:: Aim ::
Leave out any picture and return the remaining listing below exactly as given.

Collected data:
▽

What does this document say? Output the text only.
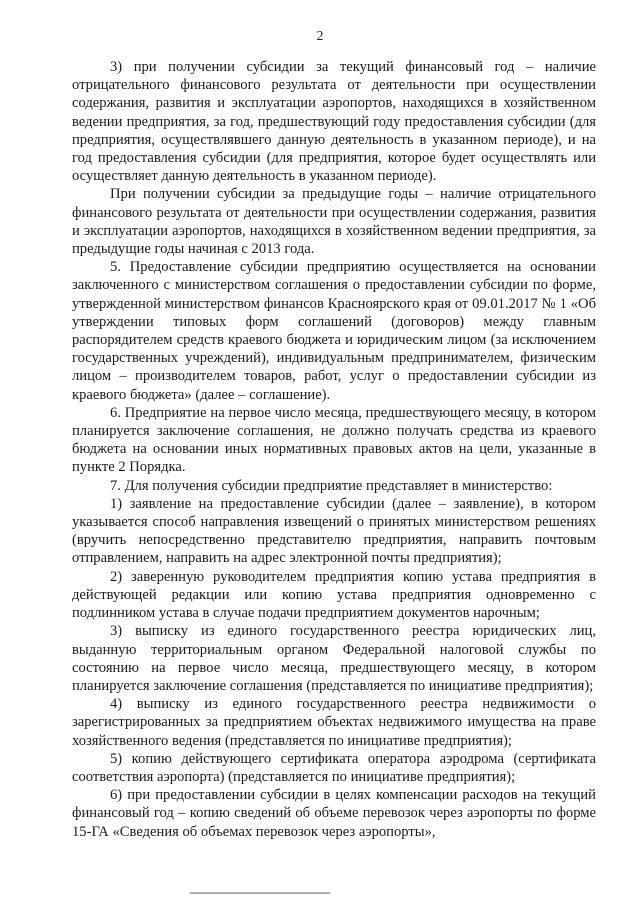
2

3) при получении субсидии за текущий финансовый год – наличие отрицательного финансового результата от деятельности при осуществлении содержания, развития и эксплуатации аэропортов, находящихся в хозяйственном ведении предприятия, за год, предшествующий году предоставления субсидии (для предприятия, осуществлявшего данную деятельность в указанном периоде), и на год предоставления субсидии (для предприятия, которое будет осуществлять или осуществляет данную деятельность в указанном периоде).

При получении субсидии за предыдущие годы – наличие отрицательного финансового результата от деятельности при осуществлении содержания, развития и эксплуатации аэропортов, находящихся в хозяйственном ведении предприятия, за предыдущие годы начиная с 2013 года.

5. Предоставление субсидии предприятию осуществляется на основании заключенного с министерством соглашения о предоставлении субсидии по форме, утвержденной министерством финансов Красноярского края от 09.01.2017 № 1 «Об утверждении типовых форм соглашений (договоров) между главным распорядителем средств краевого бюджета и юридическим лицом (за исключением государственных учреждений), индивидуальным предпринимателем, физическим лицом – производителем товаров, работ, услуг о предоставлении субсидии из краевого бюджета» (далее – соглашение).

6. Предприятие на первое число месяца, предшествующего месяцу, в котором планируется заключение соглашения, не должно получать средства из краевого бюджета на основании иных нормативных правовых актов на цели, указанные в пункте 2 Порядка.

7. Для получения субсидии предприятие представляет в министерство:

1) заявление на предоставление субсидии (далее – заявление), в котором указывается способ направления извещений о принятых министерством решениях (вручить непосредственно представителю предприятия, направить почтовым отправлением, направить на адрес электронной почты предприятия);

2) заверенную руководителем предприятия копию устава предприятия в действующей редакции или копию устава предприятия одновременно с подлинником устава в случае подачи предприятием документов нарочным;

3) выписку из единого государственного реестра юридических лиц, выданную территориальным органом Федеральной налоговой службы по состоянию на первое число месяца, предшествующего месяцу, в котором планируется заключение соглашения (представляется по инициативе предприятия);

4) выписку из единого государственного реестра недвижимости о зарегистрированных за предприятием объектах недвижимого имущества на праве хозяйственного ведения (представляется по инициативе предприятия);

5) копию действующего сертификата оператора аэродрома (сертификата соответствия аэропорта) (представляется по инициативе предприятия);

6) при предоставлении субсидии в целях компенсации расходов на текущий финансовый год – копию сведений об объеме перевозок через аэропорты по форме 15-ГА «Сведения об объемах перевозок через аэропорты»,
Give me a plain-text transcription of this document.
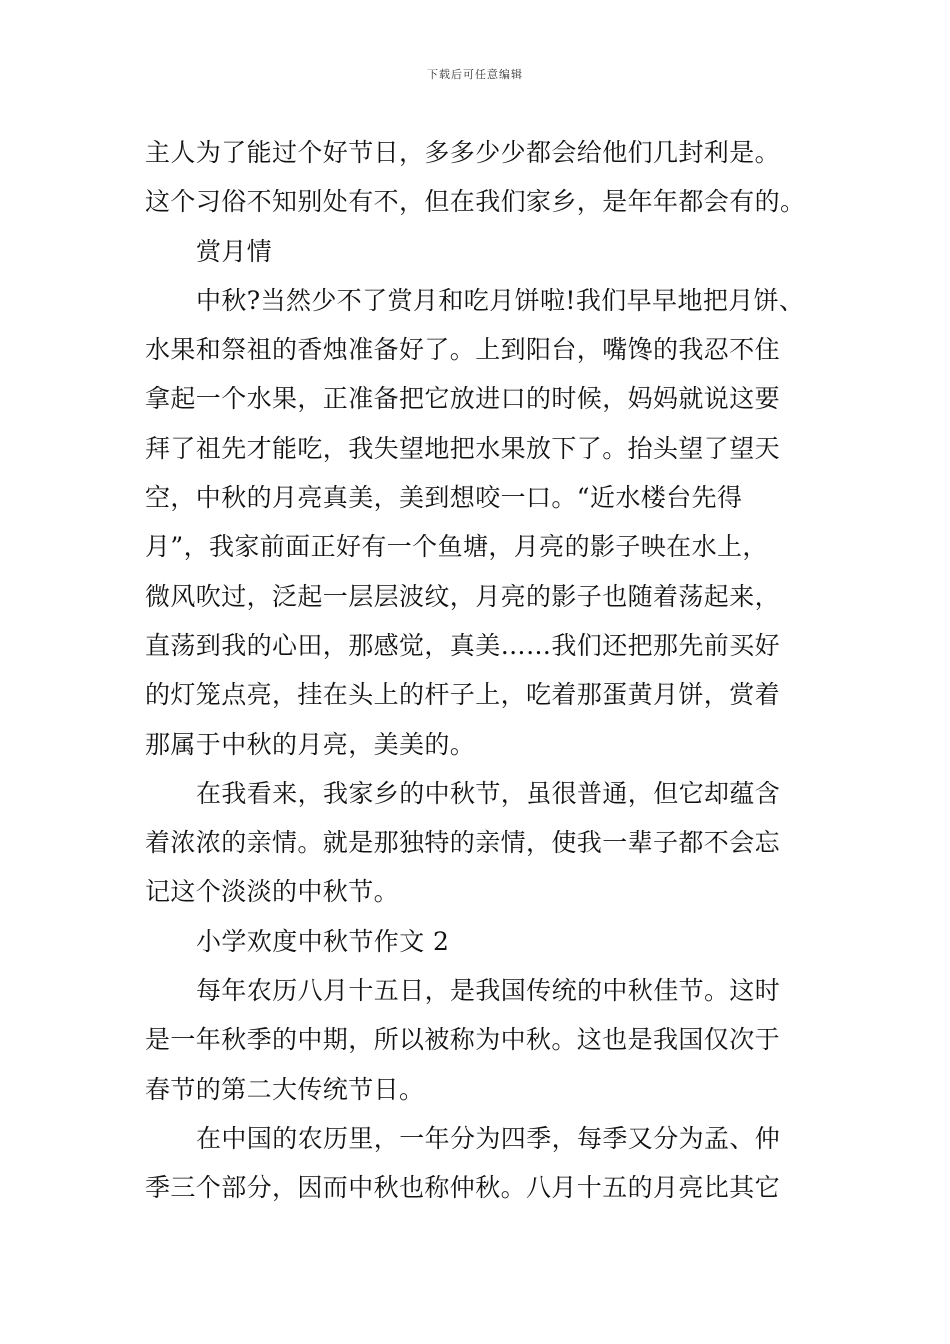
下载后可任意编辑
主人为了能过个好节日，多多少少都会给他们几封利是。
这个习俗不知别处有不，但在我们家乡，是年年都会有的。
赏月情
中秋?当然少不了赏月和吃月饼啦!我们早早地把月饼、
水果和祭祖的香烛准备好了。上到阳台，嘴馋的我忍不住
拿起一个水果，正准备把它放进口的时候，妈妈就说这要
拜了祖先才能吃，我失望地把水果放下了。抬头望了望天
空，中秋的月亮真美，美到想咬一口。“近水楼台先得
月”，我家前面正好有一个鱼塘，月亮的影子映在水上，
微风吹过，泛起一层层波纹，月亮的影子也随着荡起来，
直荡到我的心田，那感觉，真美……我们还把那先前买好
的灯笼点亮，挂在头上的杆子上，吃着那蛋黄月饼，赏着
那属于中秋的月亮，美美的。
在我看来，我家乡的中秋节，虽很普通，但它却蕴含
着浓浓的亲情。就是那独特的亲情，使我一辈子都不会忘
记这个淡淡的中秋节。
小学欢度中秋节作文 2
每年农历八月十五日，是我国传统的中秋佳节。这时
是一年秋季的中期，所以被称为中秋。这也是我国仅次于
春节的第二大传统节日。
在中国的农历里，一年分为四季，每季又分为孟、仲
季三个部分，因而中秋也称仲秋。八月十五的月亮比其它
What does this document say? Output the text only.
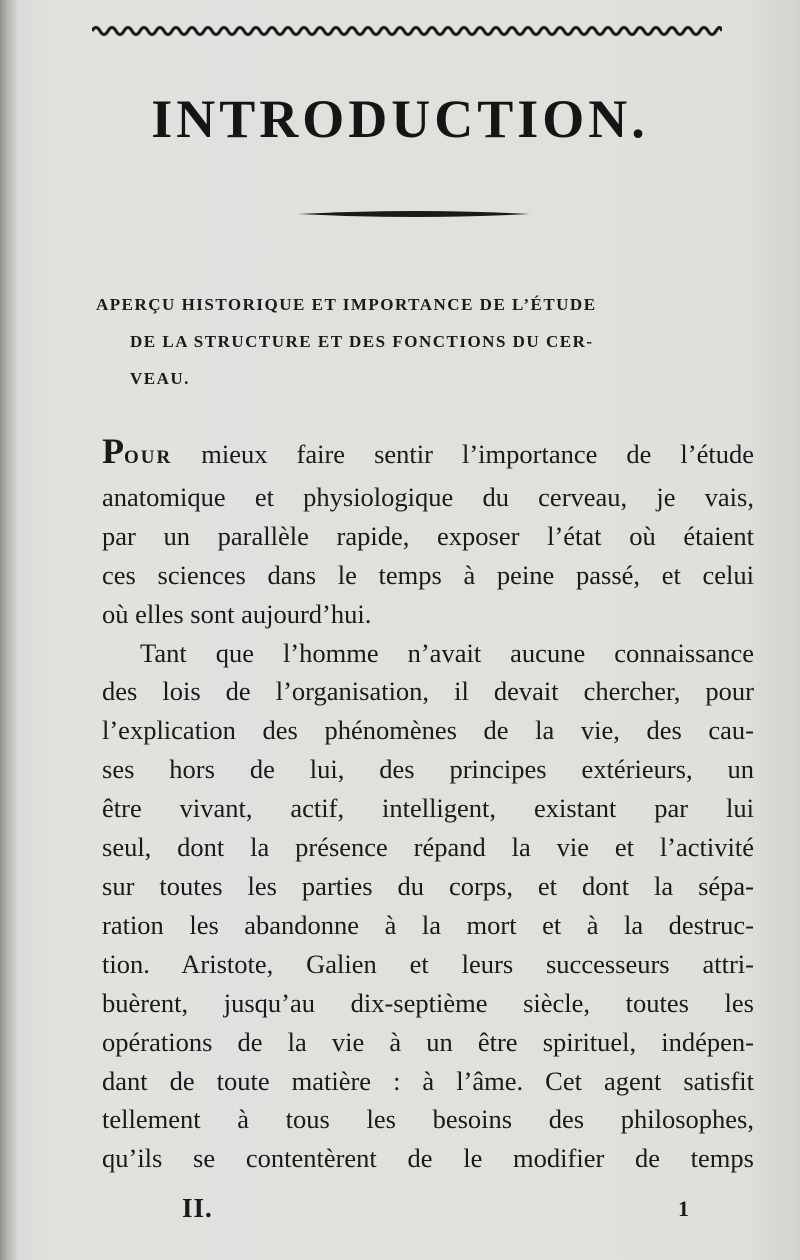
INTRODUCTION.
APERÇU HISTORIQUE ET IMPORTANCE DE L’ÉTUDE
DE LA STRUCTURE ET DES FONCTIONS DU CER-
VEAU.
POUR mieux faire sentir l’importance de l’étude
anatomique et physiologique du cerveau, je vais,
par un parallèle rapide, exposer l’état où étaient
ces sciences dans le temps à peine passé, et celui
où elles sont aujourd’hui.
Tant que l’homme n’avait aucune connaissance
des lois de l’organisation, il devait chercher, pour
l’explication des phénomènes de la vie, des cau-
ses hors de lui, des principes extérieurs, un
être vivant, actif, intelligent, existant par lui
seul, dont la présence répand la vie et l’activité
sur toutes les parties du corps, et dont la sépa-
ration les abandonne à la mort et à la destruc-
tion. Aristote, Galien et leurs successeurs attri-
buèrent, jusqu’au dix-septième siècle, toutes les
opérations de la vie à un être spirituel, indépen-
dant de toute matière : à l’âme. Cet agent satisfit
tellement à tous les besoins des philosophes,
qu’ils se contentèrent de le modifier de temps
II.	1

△

:: Task result ::
What does this document say? Output the text only.
2

3) при получении субсидии за текущий финансовый год – наличие отрицательного финансового результата от деятельности при осуществлении содержания, развития и эксплуатации аэропортов, находящихся в хозяйственном ведении предприятия, за год, предшествующий году предоставления субсидии (для предприятия, осуществлявшего данную деятельность в указанном периоде), и на год предоставления субсидии (для предприятия, которое будет осуществлять или осуществляет данную деятельность в указанном периоде).

При получении субсидии за предыдущие годы – наличие отрицательного финансового результата от деятельности при осуществлении содержания, развития и эксплуатации аэропортов, находящихся в хозяйственном ведении предприятия, за предыдущие годы начиная с 2013 года.

5. Предоставление субсидии предприятию осуществляется на основании заключенного с министерством соглашения о предоставлении субсидии по форме, утвержденной министерством финансов Красноярского края от 09.01.2017 № 1 «Об утверждении типовых форм соглашений (договоров) между главным распорядителем средств краевого бюджета и юридическим лицом (за исключением государственных учреждений), индивидуальным предпринимателем, физическим лицом – производителем товаров, работ, услуг о предоставлении субсидии из краевого бюджета» (далее – соглашение).

6. Предприятие на первое число месяца, предшествующего месяцу, в котором планируется заключение соглашения, не должно получать средства из краевого бюджета на основании иных нормативных правовых актов на цели, указанные в пункте 2 Порядка.

7. Для получения субсидии предприятие представляет в министерство:

1) заявление на предоставление субсидии (далее – заявление), в котором указывается способ направления извещений о принятых министерством решениях (вручить непосредственно представителю предприятия, направить почтовым отправлением, направить на адрес электронной почты предприятия);

2) заверенную руководителем предприятия копию устава предприятия в действующей редакции или копию устава предприятия одновременно с подлинником устава в случае подачи предприятием документов нарочным;

3) выписку из единого государственного реестра юридических лиц, выданную территориальным органом Федеральной налоговой службы по состоянию на первое число месяца, предшествующего месяцу, в котором планируется заключение соглашения (представляется по инициативе предприятия);

4) выписку из единого государственного реестра недвижимости о зарегистрированных за предприятием объектах недвижимого имущества на праве хозяйственного ведения (представляется по инициативе предприятия);

5) копию действующего сертификата оператора аэродрома (сертификата соответствия аэропорта) (представляется по инициативе предприятия);

6) при предоставлении субсидии в целях компенсации расходов на текущий финансовый год – копию сведений об объеме перевозок через аэропорты по форме 15-ГА «Сведения об объемах перевозок через аэропорты»,
Give me a plain-text transcription of this document.
下载后可任意编辑
主人为了能过个好节日，多多少少都会给他们几封利是。
这个习俗不知别处有不，但在我们家乡，是年年都会有的。
赏月情
中秋?当然少不了赏月和吃月饼啦!我们早早地把月饼、
水果和祭祖的香烛准备好了。上到阳台，嘴馋的我忍不住
拿起一个水果，正准备把它放进口的时候，妈妈就说这要
拜了祖先才能吃，我失望地把水果放下了。抬头望了望天
空，中秋的月亮真美，美到想咬一口。“近水楼台先得
月”，我家前面正好有一个鱼塘，月亮的影子映在水上，
微风吹过，泛起一层层波纹，月亮的影子也随着荡起来，
直荡到我的心田，那感觉，真美……我们还把那先前买好
的灯笼点亮，挂在头上的杆子上，吃着那蛋黄月饼，赏着
那属于中秋的月亮，美美的。
在我看来，我家乡的中秋节，虽很普通，但它却蕴含
着浓浓的亲情。就是那独特的亲情，使我一辈子都不会忘
记这个淡淡的中秋节。
小学欢度中秋节作文 2
每年农历八月十五日，是我国传统的中秋佳节。这时
是一年秋季的中期，所以被称为中秋。这也是我国仅次于
春节的第二大传统节日。
在中国的农历里，一年分为四季，每季又分为孟、仲
季三个部分，因而中秋也称仲秋。八月十五的月亮比其它
What does this document say? Output the text only.
INTRODUCTION.
APERÇU HISTORIQUE ET IMPORTANCE DE L’ÉTUDE
DE LA STRUCTURE ET DES FONCTIONS DU CER-
VEAU.
POUR mieux faire sentir l’importance de l’étude
anatomique et physiologique du cerveau, je vais,
par un parallèle rapide, exposer l’état où étaient
ces sciences dans le temps à peine passé, et celui
où elles sont aujourd’hui.
Tant que l’homme n’avait aucune connaissance
des lois de l’organisation, il devait chercher, pour
l’explication des phénomènes de la vie, des cau-
ses hors de lui, des principes extérieurs, un
être vivant, actif, intelligent, existant par lui
seul, dont la présence répand la vie et l’activité
sur toutes les parties du corps, et dont la sépa-
ration les abandonne à la mort et à la destruc-
tion. Aristote, Galien et leurs successeurs attri-
buèrent, jusqu’au dix-septième siècle, toutes les
opérations de la vie à un être spirituel, indépen-
dant de toute matière : à l’âme. Cet agent satisfit
tellement à tous les besoins des philosophes,
qu’ils se contentèrent de le modifier de temps
II.	1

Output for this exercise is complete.